#### Records shown

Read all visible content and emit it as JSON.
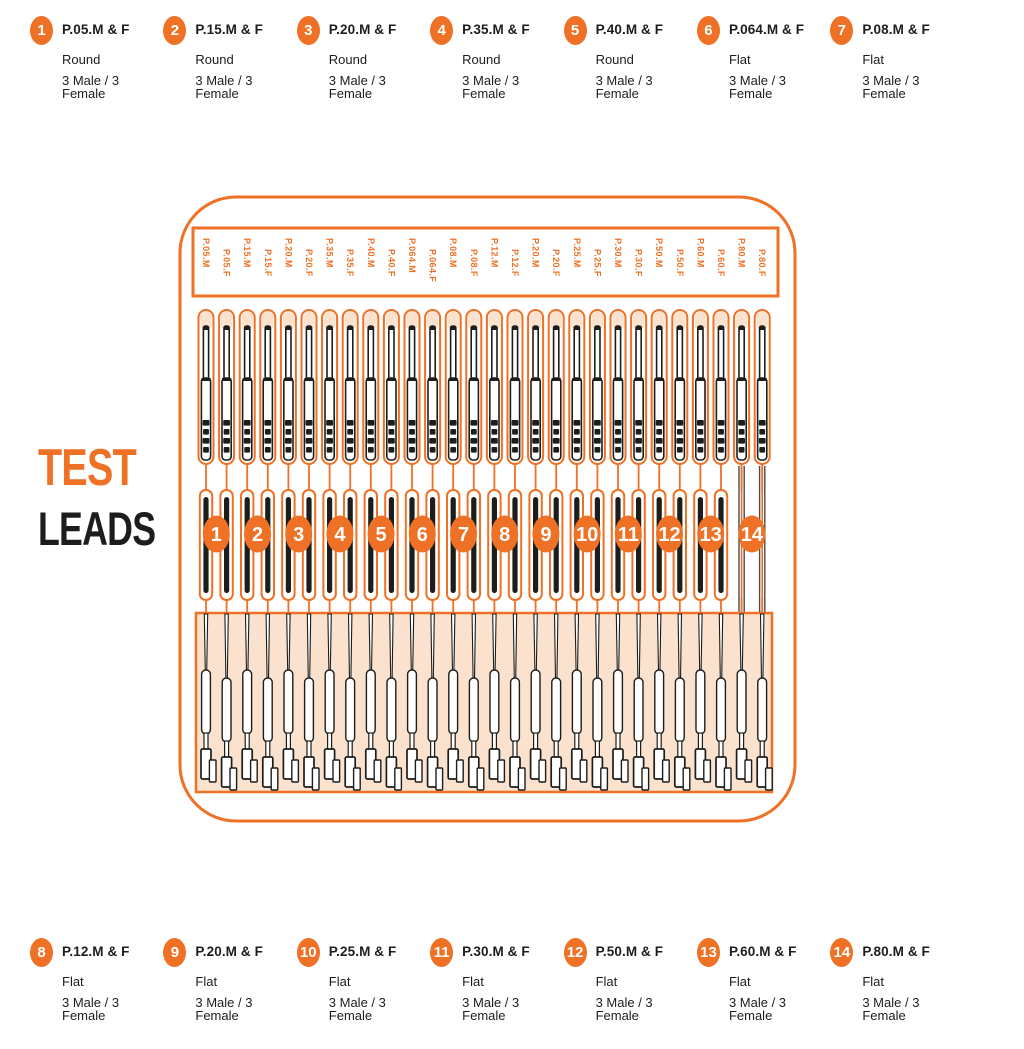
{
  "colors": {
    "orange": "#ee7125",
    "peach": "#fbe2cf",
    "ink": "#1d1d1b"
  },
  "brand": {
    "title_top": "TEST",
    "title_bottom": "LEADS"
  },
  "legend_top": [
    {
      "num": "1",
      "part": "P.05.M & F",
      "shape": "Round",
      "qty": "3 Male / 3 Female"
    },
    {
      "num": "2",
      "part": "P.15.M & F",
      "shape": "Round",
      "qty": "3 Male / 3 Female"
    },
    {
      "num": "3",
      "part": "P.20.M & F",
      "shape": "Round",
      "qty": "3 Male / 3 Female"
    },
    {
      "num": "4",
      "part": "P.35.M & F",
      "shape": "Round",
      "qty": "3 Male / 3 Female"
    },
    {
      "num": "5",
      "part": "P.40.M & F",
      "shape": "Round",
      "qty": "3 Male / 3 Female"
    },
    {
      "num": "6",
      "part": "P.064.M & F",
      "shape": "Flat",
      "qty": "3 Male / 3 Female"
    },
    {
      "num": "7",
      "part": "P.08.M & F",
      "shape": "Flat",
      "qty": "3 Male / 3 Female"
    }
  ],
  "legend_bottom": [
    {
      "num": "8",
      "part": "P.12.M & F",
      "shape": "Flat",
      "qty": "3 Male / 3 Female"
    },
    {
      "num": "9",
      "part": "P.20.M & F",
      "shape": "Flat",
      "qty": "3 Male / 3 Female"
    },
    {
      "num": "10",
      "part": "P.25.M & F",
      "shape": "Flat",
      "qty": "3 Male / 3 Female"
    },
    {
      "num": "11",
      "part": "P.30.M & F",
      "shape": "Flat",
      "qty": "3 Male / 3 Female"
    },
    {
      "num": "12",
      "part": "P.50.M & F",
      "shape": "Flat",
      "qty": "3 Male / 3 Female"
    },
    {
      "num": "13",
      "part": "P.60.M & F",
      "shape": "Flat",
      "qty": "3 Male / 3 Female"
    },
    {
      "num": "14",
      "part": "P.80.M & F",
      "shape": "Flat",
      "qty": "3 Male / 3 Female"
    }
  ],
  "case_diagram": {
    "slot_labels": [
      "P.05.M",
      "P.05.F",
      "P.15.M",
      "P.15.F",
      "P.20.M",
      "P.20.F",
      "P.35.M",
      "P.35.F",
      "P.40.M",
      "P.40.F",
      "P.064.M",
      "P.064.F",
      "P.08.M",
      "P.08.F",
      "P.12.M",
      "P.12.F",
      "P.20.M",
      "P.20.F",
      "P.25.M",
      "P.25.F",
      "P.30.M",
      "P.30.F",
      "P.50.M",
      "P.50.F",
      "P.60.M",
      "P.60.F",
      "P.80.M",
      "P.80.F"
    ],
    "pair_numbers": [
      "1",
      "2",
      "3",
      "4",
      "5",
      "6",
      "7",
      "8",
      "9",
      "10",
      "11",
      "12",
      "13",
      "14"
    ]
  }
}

########
#### Records shown

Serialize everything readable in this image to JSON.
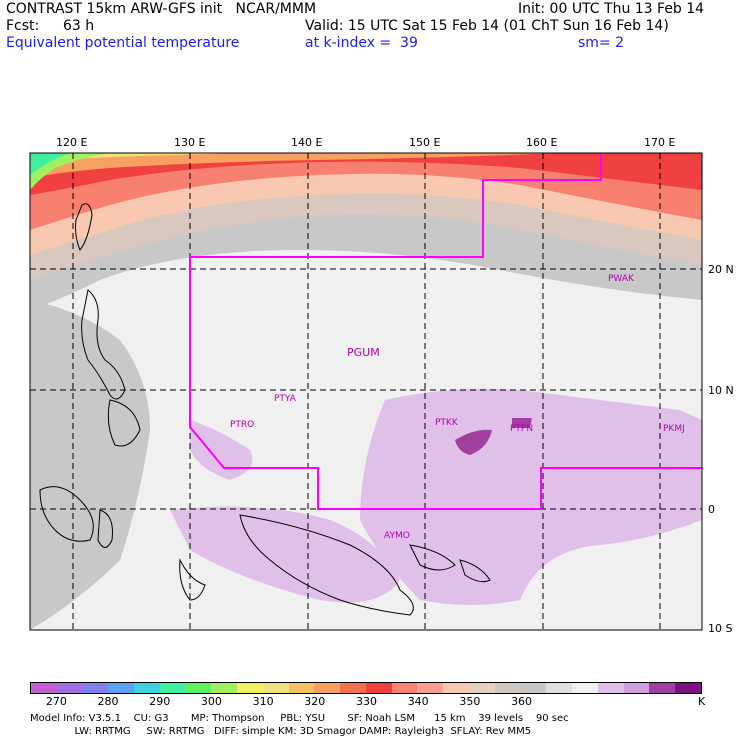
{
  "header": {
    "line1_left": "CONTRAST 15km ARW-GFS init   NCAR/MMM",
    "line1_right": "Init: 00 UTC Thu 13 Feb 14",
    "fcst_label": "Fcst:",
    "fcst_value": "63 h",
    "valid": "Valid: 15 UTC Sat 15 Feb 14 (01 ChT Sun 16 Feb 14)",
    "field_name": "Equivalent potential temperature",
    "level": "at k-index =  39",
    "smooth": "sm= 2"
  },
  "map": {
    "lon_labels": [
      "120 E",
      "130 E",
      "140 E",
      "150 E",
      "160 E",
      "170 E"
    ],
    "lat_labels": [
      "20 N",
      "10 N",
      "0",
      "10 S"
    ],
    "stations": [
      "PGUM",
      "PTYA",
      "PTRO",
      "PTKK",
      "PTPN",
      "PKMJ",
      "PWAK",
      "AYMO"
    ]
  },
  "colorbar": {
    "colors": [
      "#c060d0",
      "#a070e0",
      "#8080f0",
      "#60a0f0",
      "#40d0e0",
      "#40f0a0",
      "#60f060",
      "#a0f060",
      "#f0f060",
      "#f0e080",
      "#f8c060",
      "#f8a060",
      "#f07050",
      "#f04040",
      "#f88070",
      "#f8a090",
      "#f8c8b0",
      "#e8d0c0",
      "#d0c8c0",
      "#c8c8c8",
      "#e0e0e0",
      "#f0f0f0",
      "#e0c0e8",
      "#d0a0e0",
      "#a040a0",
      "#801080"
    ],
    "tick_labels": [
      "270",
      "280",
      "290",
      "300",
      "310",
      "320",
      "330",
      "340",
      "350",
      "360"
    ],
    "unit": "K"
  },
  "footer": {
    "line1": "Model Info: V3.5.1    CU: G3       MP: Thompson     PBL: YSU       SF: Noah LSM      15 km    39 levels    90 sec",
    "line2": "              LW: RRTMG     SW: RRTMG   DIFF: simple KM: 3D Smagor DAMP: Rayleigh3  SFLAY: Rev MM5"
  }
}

########

> [Exercise prompt]
Gather up every line in the data above that contains the word "JSON", copying each one.

> [Result of the task]
Read all visible content and emit it as JSON.
Serialize everything readable in this image to JSON.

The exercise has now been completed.